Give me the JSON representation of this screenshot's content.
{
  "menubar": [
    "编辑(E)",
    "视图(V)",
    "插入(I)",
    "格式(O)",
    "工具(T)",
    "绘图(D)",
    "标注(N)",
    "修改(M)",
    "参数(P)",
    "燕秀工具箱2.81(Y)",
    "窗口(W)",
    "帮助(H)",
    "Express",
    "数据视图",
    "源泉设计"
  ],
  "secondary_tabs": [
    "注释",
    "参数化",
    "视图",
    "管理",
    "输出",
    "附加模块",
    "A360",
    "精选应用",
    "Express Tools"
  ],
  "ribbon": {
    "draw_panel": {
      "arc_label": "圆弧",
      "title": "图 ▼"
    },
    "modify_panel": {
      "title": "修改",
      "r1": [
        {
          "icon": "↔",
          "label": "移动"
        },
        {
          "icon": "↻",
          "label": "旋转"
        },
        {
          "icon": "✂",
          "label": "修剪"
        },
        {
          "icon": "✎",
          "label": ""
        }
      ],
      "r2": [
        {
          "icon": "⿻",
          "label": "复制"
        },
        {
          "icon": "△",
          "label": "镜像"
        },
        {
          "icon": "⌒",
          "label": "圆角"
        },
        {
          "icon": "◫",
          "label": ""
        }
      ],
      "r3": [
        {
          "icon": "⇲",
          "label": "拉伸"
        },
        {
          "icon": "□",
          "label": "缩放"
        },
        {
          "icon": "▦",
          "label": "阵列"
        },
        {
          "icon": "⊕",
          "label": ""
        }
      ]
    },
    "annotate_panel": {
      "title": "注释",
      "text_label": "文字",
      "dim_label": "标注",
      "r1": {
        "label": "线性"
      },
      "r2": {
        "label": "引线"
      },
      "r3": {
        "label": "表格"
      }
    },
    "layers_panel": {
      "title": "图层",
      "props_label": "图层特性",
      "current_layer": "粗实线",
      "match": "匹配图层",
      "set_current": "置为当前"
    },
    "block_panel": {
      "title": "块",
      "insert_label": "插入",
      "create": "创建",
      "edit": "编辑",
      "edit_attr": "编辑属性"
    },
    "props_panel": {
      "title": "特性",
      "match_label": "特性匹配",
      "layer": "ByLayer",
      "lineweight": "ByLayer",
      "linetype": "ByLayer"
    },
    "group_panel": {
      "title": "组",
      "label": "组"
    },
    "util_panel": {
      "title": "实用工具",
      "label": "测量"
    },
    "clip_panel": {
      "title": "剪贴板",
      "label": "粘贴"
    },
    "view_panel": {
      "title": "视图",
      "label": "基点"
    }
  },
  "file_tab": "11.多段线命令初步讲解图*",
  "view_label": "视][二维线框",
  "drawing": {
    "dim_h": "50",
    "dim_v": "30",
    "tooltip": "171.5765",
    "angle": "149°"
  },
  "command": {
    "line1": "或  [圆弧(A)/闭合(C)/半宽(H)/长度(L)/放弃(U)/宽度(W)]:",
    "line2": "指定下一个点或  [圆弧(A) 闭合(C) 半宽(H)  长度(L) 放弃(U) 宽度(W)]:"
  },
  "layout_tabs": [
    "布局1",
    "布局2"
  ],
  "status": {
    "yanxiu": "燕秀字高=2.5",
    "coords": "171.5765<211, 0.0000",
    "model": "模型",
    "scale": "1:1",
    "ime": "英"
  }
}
+---+
**Task goal:**
From the first line to the last, retype the data exactly.

**Answer to this problem:**
Give me the JSON representation of this screenshot's content.
{
  "menubar": [
    "编辑(E)",
    "视图(V)",
    "插入(I)",
    "格式(O)",
    "工具(T)",
    "绘图(D)",
    "标注(N)",
    "修改(M)",
    "参数(P)",
    "燕秀工具箱2.81(Y)",
    "窗口(W)",
    "帮助(H)",
    "Express",
    "数据视图",
    "源泉设计"
  ],
  "secondary_tabs": [
    "注释",
    "参数化",
    "视图",
    "管理",
    "输出",
    "附加模块",
    "A360",
    "精选应用",
    "Express Tools"
  ],
  "ribbon": {
    "draw_panel": {
      "arc_label": "圆弧",
      "title": "图 ▼"
    },
    "modify_panel": {
      "title": "修改",
      "r1": [
        {
          "icon": "↔",
          "label": "移动"
        },
        {
          "icon": "↻",
          "label": "旋转"
        },
        {
          "icon": "✂",
          "label": "修剪"
        },
        {
          "icon": "✎",
          "label": ""
        }
      ],
      "r2": [
        {
          "icon": "⿻",
          "label": "复制"
        },
        {
          "icon": "△",
          "label": "镜像"
        },
        {
          "icon": "⌒",
          "label": "圆角"
        },
        {
          "icon": "◫",
          "label": ""
        }
      ],
      "r3": [
        {
          "icon": "⇲",
          "label": "拉伸"
        },
        {
          "icon": "□",
          "label": "缩放"
        },
        {
          "icon": "▦",
          "label": "阵列"
        },
        {
          "icon": "⊕",
          "label": ""
        }
      ]
    },
    "annotate_panel": {
      "title": "注释",
      "text_label": "文字",
      "dim_label": "标注",
      "r1": {
        "label": "线性"
      },
      "r2": {
        "label": "引线"
      },
      "r3": {
        "label": "表格"
      }
    },
    "layers_panel": {
      "title": "图层",
      "props_label": "图层特性",
      "current_layer": "粗实线",
      "match": "匹配图层",
      "set_current": "置为当前"
    },
    "block_panel": {
      "title": "块",
      "insert_label": "插入",
      "create": "创建",
      "edit": "编辑",
      "edit_attr": "编辑属性"
    },
    "props_panel": {
      "title": "特性",
      "match_label": "特性匹配",
      "layer": "ByLayer",
      "lineweight": "ByLayer",
      "linetype": "ByLayer"
    },
    "group_panel": {
      "title": "组",
      "label": "组"
    },
    "util_panel": {
      "title": "实用工具",
      "label": "测量"
    },
    "clip_panel": {
      "title": "剪贴板",
      "label": "粘贴"
    },
    "view_panel": {
      "title": "视图",
      "label": "基点"
    }
  },
  "file_tab": "11.多段线命令初步讲解图*",
  "view_label": "视][二维线框",
  "drawing": {
    "dim_h": "50",
    "dim_v": "30",
    "tooltip": "171.5765",
    "angle": "149°"
  },
  "command": {
    "line1": "或  [圆弧(A)/闭合(C)/半宽(H)/长度(L)/放弃(U)/宽度(W)]:",
    "line2": "指定下一个点或  [圆弧(A) 闭合(C) 半宽(H)  长度(L) 放弃(U) 宽度(W)]:"
  },
  "layout_tabs": [
    "布局1",
    "布局2"
  ],
  "status": {
    "yanxiu": "燕秀字高=2.5",
    "coords": "171.5765<211, 0.0000",
    "model": "模型",
    "scale": "1:1",
    "ime": "英"
  }
}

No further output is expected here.